▶ Written task:
Work out how many lines in the data hold the word "screenshot", and reply with that number only.

(Extracts from a graphics dataset)

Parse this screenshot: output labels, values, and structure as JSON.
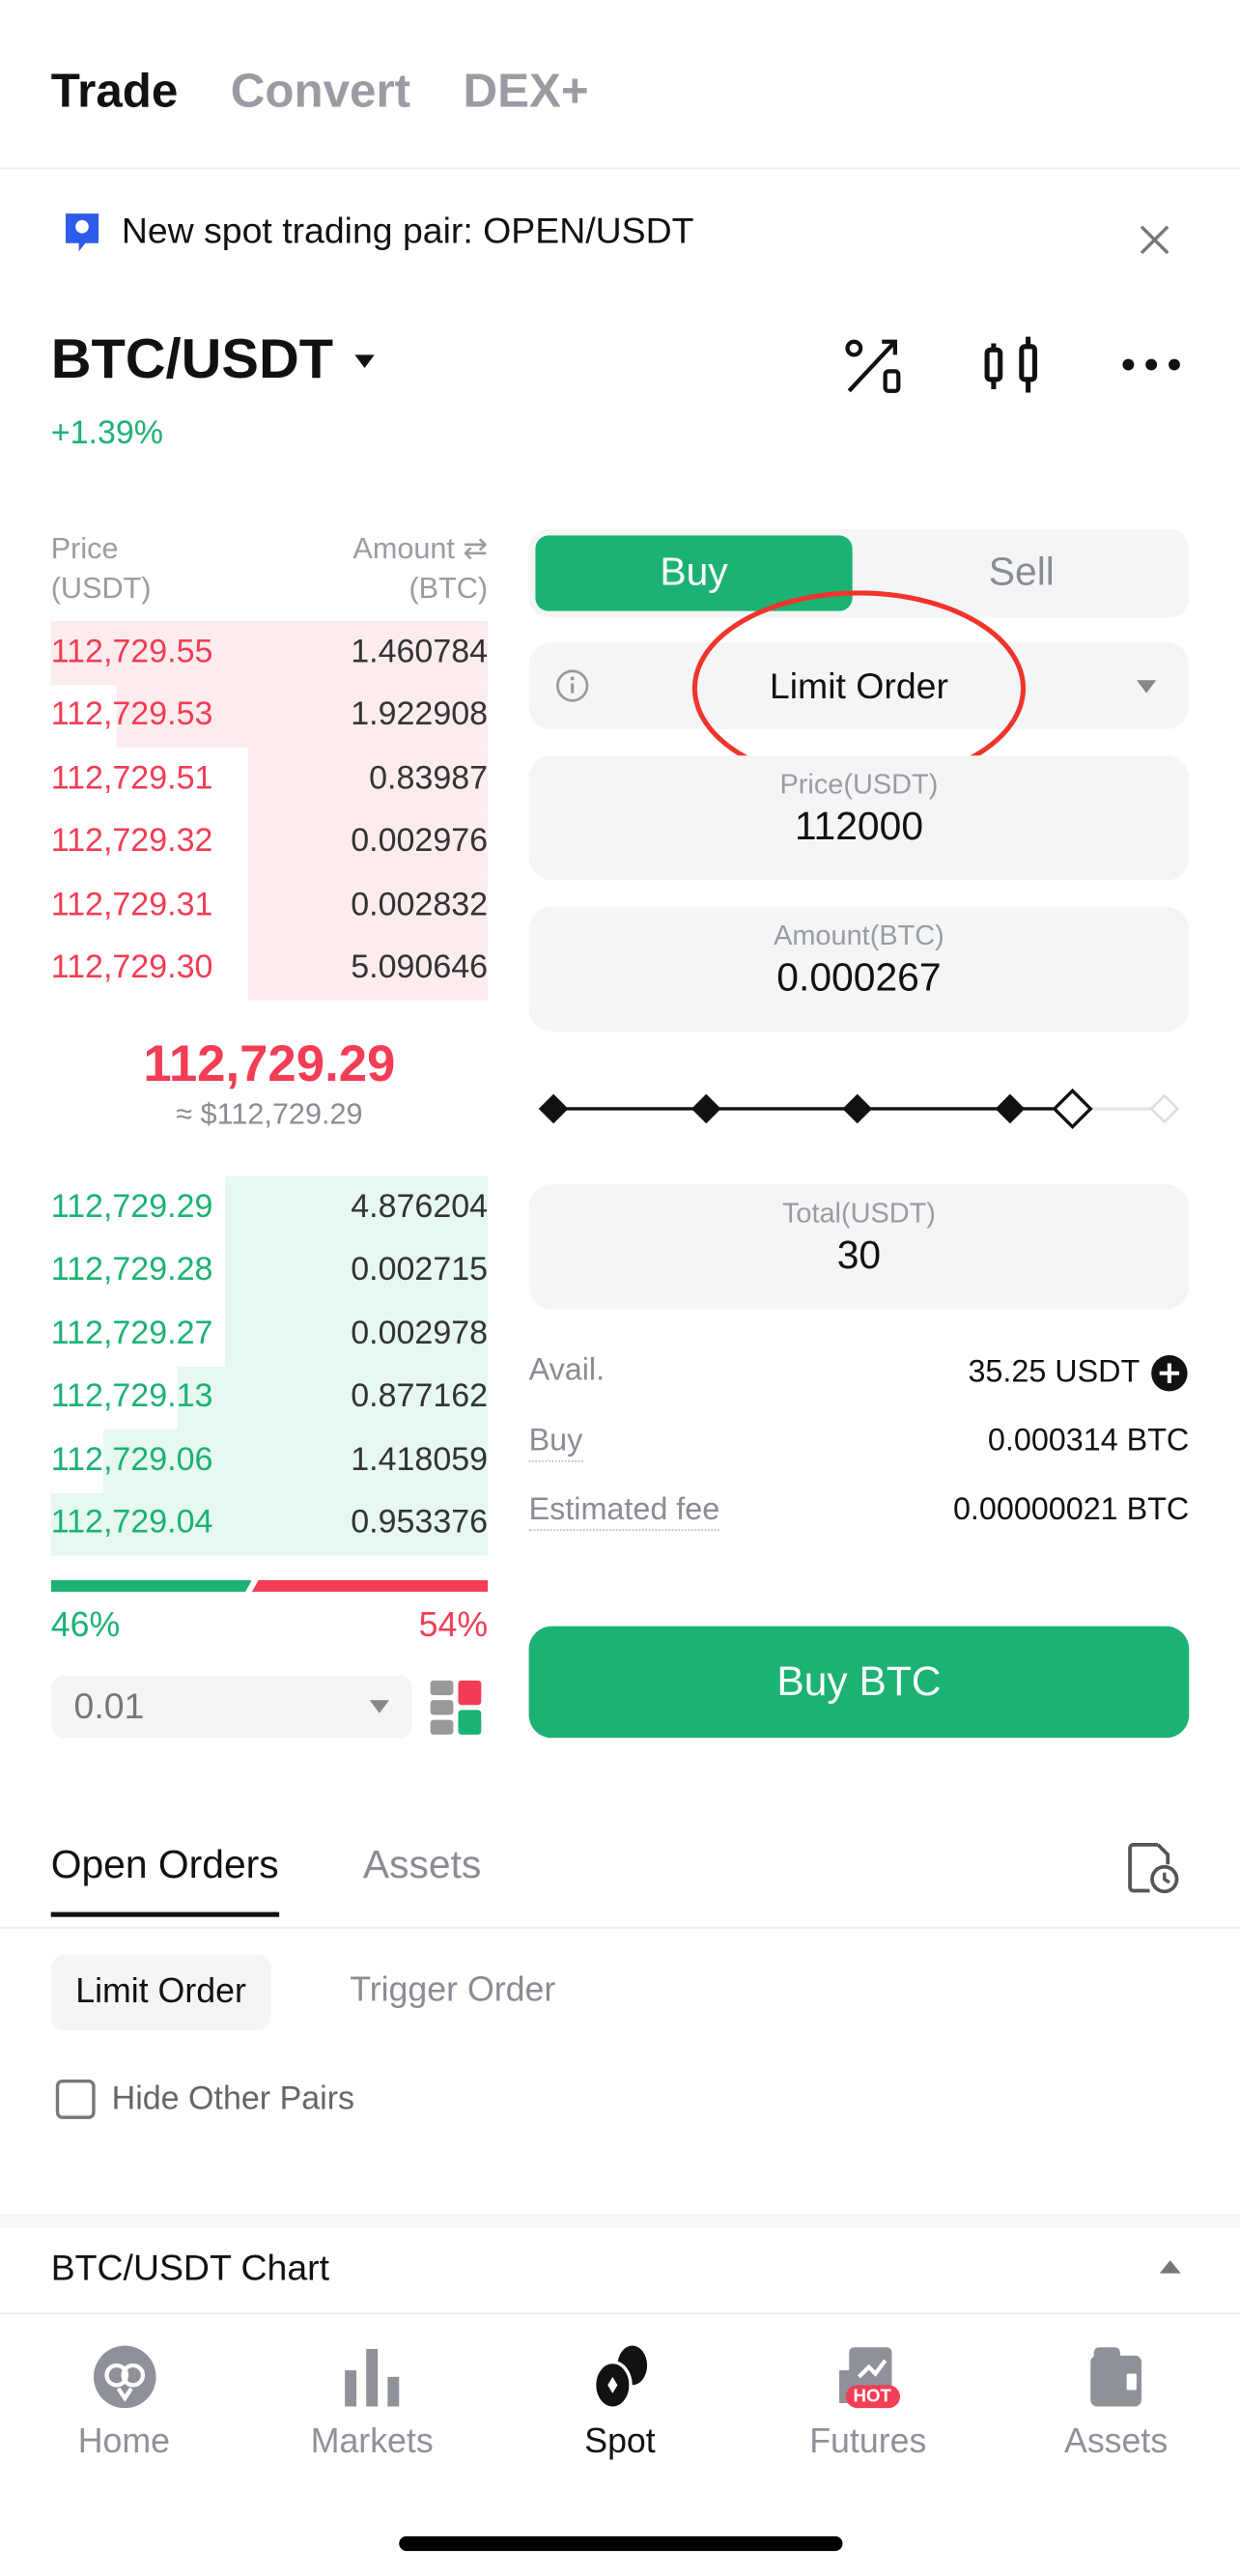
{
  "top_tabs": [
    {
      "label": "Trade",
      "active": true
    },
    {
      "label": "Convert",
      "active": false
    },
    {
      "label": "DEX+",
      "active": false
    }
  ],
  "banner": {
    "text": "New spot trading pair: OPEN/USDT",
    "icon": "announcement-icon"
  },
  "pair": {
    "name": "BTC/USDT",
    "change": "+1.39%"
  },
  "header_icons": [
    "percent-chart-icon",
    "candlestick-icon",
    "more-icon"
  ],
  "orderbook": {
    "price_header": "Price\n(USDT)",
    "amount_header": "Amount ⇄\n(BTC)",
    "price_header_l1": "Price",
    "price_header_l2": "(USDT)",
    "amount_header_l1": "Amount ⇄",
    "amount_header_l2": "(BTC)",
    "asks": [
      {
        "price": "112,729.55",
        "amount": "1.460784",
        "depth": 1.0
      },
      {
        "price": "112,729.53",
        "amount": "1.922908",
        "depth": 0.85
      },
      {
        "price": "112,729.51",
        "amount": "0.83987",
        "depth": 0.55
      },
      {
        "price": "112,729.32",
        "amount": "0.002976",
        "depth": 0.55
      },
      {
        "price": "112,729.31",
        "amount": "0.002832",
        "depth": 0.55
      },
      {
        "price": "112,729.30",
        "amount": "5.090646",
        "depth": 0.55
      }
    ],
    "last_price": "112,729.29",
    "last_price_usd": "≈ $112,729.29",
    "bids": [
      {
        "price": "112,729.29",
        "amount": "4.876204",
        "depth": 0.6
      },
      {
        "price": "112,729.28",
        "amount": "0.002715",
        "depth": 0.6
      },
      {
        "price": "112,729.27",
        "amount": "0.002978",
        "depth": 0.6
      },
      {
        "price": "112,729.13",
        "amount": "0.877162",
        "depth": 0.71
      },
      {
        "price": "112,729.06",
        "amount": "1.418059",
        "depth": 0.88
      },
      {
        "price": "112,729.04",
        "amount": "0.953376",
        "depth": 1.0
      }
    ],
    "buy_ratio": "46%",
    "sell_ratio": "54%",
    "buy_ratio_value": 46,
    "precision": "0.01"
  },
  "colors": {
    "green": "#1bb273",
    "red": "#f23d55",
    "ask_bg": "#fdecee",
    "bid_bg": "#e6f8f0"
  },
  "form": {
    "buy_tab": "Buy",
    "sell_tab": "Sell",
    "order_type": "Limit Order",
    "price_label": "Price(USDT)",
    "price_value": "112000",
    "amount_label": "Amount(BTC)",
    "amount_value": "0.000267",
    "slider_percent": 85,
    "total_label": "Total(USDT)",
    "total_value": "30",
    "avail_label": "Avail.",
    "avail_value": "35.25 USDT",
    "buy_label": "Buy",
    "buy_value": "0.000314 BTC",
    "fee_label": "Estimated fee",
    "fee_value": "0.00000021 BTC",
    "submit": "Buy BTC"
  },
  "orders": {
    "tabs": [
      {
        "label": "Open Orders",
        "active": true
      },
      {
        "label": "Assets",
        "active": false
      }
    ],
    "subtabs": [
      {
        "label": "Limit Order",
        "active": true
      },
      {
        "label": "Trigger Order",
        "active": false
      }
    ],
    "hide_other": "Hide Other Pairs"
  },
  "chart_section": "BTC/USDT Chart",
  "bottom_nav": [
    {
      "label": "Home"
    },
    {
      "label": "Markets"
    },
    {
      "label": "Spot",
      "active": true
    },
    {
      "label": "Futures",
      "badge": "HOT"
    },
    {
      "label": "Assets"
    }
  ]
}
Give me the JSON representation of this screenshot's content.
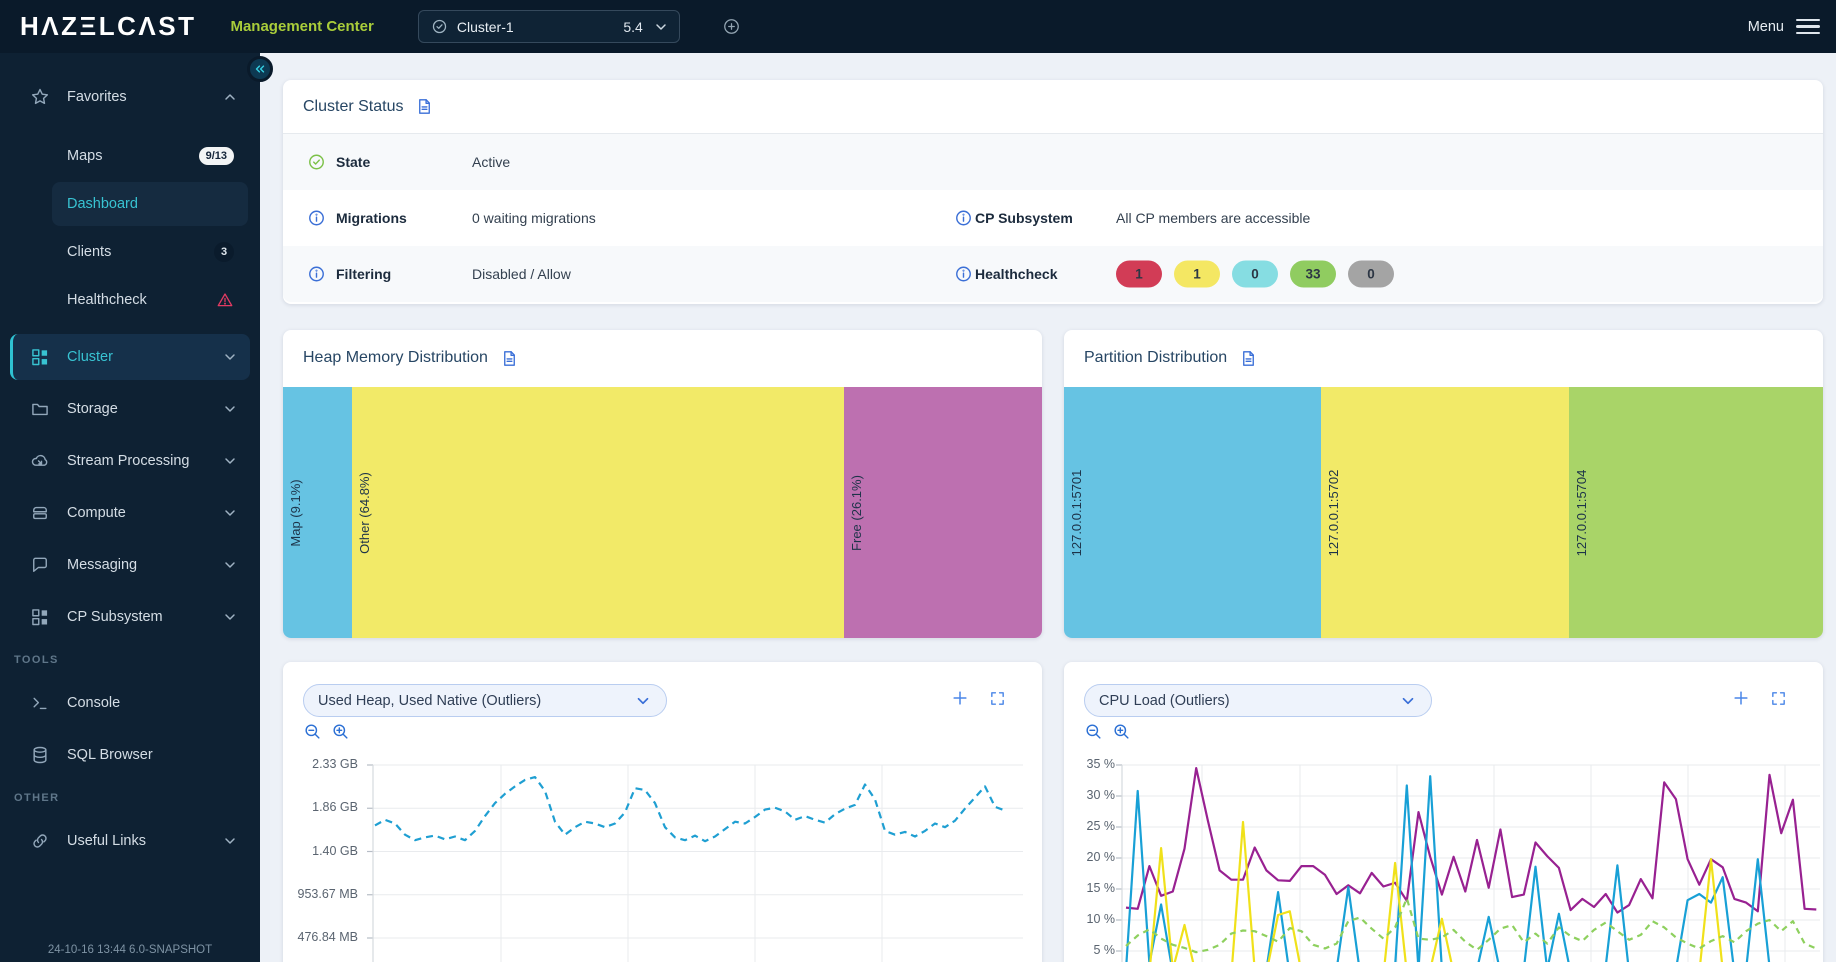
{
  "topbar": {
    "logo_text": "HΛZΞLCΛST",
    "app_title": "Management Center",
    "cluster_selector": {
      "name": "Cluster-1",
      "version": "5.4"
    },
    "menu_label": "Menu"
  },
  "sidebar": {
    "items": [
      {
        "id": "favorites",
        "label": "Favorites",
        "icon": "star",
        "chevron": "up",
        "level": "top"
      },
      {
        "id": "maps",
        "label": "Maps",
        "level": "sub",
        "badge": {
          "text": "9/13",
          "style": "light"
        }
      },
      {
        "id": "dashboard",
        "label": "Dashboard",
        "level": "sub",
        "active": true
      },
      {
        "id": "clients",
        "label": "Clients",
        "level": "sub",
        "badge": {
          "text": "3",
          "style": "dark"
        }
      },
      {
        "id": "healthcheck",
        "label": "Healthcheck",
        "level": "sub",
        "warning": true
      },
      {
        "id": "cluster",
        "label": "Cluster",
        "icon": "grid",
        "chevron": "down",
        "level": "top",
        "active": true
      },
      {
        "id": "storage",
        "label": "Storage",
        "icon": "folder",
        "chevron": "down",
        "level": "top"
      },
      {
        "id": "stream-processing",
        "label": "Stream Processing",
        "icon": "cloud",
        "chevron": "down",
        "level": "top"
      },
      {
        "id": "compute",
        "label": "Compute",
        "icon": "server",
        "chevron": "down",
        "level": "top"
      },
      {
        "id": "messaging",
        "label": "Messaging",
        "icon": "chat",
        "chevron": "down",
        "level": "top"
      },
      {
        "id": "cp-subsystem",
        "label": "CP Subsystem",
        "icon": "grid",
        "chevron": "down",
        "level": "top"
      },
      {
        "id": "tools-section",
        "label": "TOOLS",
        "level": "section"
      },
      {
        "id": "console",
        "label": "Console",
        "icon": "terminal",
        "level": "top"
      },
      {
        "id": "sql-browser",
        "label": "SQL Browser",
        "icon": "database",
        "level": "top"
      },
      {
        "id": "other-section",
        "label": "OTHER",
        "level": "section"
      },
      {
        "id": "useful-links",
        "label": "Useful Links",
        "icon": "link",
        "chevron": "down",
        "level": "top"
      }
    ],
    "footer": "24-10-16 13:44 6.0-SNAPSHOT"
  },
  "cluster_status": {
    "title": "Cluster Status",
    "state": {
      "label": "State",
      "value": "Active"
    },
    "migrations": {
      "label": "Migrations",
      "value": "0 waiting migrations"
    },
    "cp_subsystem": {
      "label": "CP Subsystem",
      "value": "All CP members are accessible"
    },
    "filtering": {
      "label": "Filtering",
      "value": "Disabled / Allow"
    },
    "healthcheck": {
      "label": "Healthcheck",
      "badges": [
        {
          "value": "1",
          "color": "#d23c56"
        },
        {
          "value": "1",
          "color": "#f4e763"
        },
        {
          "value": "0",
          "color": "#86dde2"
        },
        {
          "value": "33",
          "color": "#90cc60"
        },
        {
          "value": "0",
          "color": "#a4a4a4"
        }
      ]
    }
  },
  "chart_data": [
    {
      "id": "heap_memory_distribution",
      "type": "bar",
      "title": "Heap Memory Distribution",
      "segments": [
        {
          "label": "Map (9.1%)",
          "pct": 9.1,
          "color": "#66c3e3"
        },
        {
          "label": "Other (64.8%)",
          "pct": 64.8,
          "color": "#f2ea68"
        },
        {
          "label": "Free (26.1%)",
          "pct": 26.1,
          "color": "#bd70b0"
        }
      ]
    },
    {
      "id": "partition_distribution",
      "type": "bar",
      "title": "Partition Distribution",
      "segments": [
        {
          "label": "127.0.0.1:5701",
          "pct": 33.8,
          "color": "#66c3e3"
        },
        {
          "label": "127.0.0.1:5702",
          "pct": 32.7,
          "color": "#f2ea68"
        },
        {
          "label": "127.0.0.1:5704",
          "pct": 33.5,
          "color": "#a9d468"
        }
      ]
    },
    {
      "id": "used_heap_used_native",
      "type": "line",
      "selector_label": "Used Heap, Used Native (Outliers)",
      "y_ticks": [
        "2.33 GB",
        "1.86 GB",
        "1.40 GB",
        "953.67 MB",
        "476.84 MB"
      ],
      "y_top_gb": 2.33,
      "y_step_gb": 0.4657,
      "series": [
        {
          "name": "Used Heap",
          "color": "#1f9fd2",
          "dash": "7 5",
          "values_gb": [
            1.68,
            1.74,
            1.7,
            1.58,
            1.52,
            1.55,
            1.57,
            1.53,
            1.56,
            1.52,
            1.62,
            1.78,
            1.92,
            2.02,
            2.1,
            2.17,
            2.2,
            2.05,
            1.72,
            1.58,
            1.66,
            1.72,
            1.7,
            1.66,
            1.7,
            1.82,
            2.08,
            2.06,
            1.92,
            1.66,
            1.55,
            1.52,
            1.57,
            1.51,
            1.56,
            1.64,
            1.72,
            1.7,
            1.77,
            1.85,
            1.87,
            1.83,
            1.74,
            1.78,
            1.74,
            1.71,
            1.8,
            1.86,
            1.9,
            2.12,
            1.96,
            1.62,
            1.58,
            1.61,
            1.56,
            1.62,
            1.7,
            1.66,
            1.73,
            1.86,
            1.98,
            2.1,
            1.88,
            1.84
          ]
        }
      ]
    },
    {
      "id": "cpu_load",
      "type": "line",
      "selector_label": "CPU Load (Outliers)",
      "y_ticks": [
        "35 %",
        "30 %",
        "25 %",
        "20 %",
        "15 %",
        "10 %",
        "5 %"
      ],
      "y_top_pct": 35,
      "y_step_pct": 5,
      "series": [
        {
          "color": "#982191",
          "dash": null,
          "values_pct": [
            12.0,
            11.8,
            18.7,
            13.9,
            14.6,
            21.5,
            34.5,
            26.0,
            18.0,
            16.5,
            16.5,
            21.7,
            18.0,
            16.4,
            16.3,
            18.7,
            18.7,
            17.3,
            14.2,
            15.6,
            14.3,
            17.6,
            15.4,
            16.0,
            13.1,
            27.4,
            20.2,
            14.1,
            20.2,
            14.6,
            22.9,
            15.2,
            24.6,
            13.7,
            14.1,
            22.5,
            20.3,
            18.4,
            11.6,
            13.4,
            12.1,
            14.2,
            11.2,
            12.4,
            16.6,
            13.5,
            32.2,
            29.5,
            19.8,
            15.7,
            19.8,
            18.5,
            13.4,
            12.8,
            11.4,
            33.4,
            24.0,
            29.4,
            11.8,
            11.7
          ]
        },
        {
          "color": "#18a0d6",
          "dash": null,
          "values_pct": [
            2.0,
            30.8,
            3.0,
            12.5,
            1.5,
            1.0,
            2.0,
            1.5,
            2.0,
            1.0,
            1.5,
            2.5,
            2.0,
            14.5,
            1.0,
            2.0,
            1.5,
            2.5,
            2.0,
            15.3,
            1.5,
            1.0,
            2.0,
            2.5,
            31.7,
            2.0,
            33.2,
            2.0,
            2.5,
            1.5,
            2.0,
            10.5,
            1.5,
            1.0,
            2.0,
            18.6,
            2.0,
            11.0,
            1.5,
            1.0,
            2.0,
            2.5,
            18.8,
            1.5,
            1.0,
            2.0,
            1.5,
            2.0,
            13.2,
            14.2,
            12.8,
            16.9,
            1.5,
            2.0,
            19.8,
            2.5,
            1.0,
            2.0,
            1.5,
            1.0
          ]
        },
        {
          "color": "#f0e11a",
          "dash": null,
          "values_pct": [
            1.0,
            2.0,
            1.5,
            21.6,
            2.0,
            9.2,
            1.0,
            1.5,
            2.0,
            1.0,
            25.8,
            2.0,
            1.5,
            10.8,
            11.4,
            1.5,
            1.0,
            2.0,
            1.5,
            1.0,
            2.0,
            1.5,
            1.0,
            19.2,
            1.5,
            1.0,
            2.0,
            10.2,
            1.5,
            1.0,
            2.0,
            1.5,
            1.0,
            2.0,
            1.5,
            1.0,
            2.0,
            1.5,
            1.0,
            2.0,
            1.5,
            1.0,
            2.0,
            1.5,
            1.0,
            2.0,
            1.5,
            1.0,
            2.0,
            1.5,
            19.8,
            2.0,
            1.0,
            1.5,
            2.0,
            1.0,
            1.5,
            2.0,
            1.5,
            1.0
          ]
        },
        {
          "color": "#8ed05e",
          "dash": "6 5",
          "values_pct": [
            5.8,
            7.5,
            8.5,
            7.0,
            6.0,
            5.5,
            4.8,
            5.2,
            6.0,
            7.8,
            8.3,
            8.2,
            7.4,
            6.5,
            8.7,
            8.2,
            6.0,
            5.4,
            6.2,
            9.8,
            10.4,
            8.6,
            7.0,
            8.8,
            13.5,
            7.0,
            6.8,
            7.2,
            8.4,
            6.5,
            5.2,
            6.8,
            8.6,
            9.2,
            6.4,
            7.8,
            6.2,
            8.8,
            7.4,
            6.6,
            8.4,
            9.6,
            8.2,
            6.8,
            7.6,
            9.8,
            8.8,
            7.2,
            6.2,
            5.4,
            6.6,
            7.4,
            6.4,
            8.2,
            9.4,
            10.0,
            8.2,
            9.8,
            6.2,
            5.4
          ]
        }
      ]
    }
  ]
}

▶ Response for this exercise:
2